_EXERCISE_
Quote the lines of the records below word for word, starting at the line that contains "extract all elements" and ending at the line that contains "data-point bbox=[131, 286, 136, 292]", both included. Leave the pictures out of your answer.

_RECORDS TO USE_
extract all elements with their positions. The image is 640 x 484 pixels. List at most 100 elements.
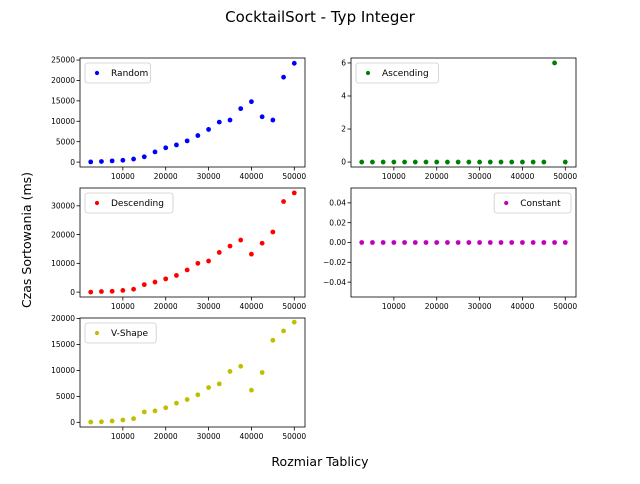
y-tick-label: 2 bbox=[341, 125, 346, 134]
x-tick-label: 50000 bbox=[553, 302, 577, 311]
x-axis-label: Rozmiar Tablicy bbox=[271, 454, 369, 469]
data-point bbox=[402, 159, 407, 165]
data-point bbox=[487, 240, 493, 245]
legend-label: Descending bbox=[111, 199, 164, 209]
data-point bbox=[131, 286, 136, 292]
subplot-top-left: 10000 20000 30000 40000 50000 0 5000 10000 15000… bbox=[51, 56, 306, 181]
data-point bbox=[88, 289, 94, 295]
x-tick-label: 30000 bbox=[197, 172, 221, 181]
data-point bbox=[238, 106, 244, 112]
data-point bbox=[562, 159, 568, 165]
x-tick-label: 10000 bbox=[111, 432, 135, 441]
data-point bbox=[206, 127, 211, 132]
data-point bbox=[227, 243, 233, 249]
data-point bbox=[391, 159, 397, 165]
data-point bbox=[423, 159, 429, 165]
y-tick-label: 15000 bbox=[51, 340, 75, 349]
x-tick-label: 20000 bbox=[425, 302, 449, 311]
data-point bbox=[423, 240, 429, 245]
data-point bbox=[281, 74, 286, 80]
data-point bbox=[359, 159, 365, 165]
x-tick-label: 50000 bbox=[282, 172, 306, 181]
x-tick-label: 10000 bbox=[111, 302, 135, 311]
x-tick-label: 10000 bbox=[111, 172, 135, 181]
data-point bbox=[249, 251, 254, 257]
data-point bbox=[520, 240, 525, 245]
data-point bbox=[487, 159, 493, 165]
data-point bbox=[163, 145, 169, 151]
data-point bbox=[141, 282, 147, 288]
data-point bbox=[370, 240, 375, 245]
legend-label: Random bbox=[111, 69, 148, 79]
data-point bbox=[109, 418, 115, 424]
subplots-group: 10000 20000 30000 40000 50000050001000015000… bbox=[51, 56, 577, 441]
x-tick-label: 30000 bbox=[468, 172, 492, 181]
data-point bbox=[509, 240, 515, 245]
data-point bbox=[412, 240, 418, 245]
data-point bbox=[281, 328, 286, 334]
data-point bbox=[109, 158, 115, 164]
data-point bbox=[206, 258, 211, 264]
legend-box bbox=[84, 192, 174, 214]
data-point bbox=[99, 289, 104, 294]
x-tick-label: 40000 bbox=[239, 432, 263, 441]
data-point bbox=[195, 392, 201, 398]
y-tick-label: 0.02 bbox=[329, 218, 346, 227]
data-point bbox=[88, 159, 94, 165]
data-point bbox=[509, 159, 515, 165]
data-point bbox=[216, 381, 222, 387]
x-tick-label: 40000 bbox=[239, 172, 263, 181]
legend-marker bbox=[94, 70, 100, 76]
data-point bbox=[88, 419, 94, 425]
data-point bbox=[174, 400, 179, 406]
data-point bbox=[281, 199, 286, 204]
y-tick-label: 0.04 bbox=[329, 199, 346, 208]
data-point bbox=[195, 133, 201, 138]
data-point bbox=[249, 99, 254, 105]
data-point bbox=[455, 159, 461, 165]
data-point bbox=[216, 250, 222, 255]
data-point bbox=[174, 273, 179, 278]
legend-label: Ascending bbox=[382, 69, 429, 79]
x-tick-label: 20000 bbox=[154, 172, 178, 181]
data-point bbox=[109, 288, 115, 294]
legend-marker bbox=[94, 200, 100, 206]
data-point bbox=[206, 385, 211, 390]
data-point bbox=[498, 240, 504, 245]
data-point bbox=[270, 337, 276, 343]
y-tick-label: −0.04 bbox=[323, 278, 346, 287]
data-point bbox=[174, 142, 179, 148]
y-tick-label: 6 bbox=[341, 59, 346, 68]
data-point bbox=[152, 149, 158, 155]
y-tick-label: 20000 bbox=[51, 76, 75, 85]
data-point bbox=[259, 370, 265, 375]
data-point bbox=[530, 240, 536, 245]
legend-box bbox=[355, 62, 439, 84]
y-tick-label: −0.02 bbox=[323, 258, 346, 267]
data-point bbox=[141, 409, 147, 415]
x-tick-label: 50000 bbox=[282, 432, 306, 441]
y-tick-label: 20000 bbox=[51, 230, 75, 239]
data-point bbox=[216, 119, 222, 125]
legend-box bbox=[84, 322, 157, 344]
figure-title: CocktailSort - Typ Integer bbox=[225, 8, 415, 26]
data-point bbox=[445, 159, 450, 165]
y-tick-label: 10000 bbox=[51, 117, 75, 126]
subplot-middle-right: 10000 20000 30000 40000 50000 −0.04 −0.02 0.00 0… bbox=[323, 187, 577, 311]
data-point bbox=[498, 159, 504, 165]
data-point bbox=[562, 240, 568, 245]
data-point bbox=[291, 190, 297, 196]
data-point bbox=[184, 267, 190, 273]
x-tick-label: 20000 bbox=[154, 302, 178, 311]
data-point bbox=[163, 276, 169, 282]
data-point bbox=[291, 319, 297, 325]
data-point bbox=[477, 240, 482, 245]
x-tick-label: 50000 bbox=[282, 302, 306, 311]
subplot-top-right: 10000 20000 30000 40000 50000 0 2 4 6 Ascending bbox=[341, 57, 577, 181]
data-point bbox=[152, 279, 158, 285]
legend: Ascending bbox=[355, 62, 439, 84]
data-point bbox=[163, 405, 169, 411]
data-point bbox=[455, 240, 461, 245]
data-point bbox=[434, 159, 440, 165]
---
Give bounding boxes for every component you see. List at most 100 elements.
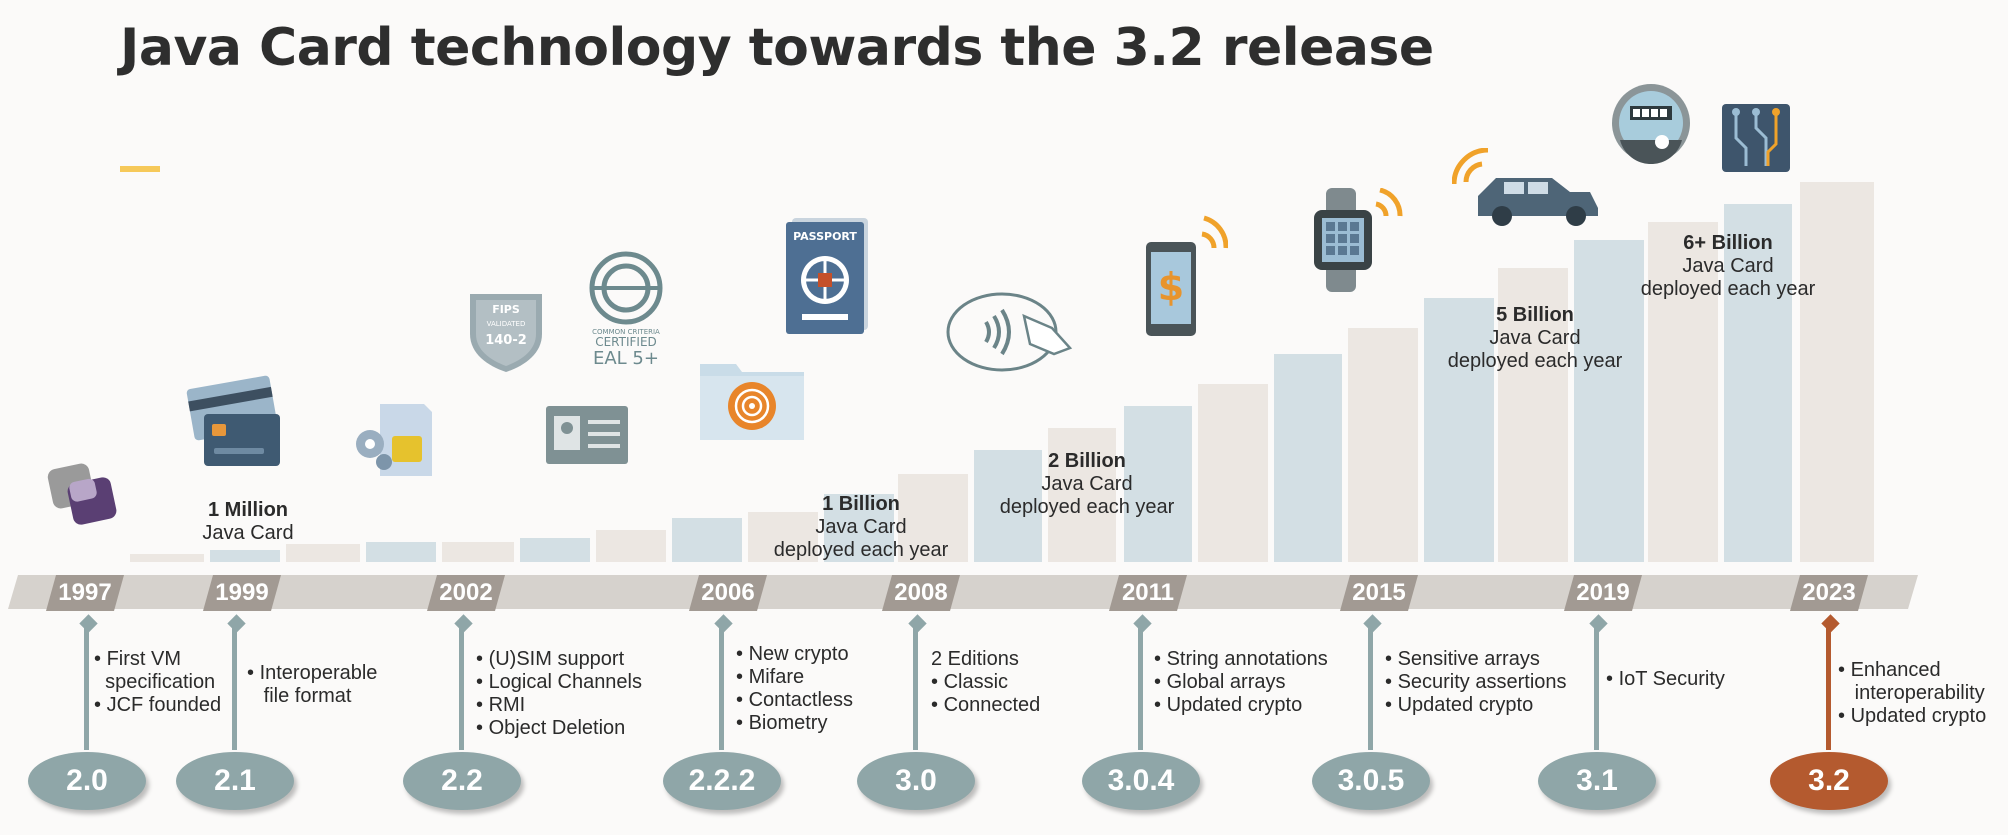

_COMPLETE RESPONSE_
extract all elements with their positions. The image is 640 x 484 pixels. List at most 100 elements.
y-tick-label: 2 bbox=[341, 125, 346, 134]
x-tick-label: 50000 bbox=[553, 302, 577, 311]
x-axis-label: Rozmiar Tablicy bbox=[271, 454, 369, 469]
data-point bbox=[402, 159, 407, 165]
data-point bbox=[487, 240, 493, 245]
legend-label: Descending bbox=[111, 199, 164, 209]
data-point bbox=[131, 286, 136, 292]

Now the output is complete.